**SET PROBLEM**
Determine how many lines in the entries below include "JSON". The reply should be that number and nothing else.

**ENTRIES**
————————

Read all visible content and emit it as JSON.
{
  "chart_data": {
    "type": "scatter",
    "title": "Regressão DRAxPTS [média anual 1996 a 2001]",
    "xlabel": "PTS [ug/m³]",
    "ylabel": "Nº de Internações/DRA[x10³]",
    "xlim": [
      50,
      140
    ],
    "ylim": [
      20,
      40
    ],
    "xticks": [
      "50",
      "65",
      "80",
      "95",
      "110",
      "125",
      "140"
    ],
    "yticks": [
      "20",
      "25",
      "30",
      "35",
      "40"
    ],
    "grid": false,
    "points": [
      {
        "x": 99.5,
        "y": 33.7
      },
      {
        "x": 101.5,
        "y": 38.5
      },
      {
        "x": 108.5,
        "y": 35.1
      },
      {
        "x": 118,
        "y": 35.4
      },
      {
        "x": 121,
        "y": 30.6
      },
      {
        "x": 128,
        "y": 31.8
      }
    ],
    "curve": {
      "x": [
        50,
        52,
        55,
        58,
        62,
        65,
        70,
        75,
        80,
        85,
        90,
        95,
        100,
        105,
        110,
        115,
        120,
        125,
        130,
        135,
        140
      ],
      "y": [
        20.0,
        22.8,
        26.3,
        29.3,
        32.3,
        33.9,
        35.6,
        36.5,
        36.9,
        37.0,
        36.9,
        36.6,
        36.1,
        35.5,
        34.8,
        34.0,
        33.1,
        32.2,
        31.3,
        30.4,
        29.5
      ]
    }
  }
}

————————

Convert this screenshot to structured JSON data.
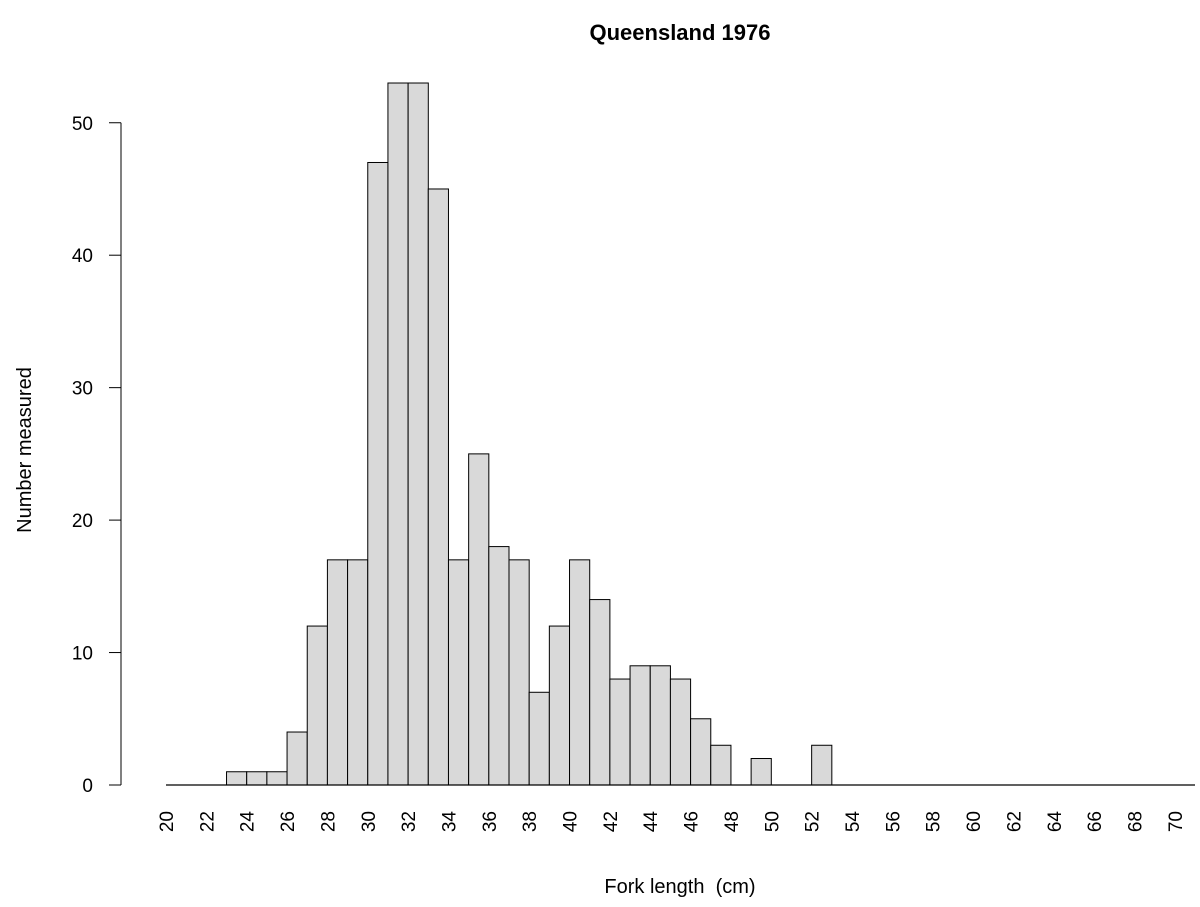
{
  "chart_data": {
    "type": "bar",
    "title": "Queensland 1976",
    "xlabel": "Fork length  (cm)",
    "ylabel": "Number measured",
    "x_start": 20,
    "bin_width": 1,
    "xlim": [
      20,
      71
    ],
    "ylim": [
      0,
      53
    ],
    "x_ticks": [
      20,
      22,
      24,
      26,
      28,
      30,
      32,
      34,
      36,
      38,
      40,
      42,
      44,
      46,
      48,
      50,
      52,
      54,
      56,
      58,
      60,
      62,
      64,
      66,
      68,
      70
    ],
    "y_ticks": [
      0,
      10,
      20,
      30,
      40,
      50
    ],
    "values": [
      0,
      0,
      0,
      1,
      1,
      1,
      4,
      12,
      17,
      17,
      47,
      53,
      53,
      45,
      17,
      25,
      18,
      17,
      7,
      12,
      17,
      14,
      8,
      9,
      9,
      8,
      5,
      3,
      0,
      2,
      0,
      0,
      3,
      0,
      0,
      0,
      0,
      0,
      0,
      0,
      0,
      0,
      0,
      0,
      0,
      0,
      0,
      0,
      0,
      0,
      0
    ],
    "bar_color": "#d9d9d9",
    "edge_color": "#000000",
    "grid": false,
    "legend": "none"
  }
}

————————

**EXERCISE SOLUTION**
2